(Stored entries)
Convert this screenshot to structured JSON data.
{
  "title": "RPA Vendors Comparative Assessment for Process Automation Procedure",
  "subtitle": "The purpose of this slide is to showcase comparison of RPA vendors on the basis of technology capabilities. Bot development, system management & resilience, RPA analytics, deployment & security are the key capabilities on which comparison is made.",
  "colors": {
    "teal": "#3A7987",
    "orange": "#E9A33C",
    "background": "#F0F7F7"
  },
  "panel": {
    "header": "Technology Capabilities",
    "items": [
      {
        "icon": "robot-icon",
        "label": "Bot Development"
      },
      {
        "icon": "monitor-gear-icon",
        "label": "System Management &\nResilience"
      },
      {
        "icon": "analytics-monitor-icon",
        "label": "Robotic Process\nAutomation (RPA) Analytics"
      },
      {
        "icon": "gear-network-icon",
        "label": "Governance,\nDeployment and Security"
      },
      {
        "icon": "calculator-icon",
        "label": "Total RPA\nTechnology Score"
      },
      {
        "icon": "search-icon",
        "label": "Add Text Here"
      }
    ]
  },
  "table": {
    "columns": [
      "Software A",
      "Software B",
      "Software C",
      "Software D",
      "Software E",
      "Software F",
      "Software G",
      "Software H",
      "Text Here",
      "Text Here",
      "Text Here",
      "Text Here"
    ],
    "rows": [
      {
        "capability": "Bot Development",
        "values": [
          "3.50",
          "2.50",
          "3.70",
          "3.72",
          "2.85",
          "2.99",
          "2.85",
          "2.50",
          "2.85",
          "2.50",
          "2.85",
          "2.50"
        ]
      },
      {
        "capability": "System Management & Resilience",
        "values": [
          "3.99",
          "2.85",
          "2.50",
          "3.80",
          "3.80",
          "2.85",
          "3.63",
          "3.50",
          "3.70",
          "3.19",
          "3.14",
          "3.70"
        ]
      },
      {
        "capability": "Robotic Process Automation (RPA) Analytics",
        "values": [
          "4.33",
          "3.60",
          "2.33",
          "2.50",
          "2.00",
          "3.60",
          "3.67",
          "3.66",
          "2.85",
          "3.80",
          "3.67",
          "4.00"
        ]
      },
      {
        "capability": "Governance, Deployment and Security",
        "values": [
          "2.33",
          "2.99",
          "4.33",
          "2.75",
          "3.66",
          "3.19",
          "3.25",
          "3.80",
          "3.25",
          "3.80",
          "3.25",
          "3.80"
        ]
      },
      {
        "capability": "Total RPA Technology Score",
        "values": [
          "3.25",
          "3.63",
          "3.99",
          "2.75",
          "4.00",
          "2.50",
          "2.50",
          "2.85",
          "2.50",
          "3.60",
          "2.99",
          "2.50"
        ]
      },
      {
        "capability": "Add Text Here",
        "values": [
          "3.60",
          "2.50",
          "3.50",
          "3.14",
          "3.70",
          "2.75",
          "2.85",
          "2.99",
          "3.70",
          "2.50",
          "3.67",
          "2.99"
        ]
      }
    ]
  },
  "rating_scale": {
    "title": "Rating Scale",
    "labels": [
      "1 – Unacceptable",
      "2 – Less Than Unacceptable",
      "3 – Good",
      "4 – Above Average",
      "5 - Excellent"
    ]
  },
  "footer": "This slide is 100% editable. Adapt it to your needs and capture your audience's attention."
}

* [Stated goal]:
Transcribe the whole listing with nothing added or left out.

* [Completed exercise]:
Convert this screenshot to structured JSON data.
{
  "title": "RPA Vendors Comparative Assessment for Process Automation Procedure",
  "subtitle": "The purpose of this slide is to showcase comparison of RPA vendors on the basis of technology capabilities. Bot development, system management & resilience, RPA analytics, deployment & security are the key capabilities on which comparison is made.",
  "colors": {
    "teal": "#3A7987",
    "orange": "#E9A33C",
    "background": "#F0F7F7"
  },
  "panel": {
    "header": "Technology Capabilities",
    "items": [
      {
        "icon": "robot-icon",
        "label": "Bot Development"
      },
      {
        "icon": "monitor-gear-icon",
        "label": "System Management &\nResilience"
      },
      {
        "icon": "analytics-monitor-icon",
        "label": "Robotic Process\nAutomation (RPA) Analytics"
      },
      {
        "icon": "gear-network-icon",
        "label": "Governance,\nDeployment and Security"
      },
      {
        "icon": "calculator-icon",
        "label": "Total RPA\nTechnology Score"
      },
      {
        "icon": "search-icon",
        "label": "Add Text Here"
      }
    ]
  },
  "table": {
    "columns": [
      "Software A",
      "Software B",
      "Software C",
      "Software D",
      "Software E",
      "Software F",
      "Software G",
      "Software H",
      "Text Here",
      "Text Here",
      "Text Here",
      "Text Here"
    ],
    "rows": [
      {
        "capability": "Bot Development",
        "values": [
          "3.50",
          "2.50",
          "3.70",
          "3.72",
          "2.85",
          "2.99",
          "2.85",
          "2.50",
          "2.85",
          "2.50",
          "2.85",
          "2.50"
        ]
      },
      {
        "capability": "System Management & Resilience",
        "values": [
          "3.99",
          "2.85",
          "2.50",
          "3.80",
          "3.80",
          "2.85",
          "3.63",
          "3.50",
          "3.70",
          "3.19",
          "3.14",
          "3.70"
        ]
      },
      {
        "capability": "Robotic Process Automation (RPA) Analytics",
        "values": [
          "4.33",
          "3.60",
          "2.33",
          "2.50",
          "2.00",
          "3.60",
          "3.67",
          "3.66",
          "2.85",
          "3.80",
          "3.67",
          "4.00"
        ]
      },
      {
        "capability": "Governance, Deployment and Security",
        "values": [
          "2.33",
          "2.99",
          "4.33",
          "2.75",
          "3.66",
          "3.19",
          "3.25",
          "3.80",
          "3.25",
          "3.80",
          "3.25",
          "3.80"
        ]
      },
      {
        "capability": "Total RPA Technology Score",
        "values": [
          "3.25",
          "3.63",
          "3.99",
          "2.75",
          "4.00",
          "2.50",
          "2.50",
          "2.85",
          "2.50",
          "3.60",
          "2.99",
          "2.50"
        ]
      },
      {
        "capability": "Add Text Here",
        "values": [
          "3.60",
          "2.50",
          "3.50",
          "3.14",
          "3.70",
          "2.75",
          "2.85",
          "2.99",
          "3.70",
          "2.50",
          "3.67",
          "2.99"
        ]
      }
    ]
  },
  "rating_scale": {
    "title": "Rating Scale",
    "labels": [
      "1 – Unacceptable",
      "2 – Less Than Unacceptable",
      "3 – Good",
      "4 – Above Average",
      "5 - Excellent"
    ]
  },
  "footer": "This slide is 100% editable. Adapt it to your needs and capture your audience's attention."
}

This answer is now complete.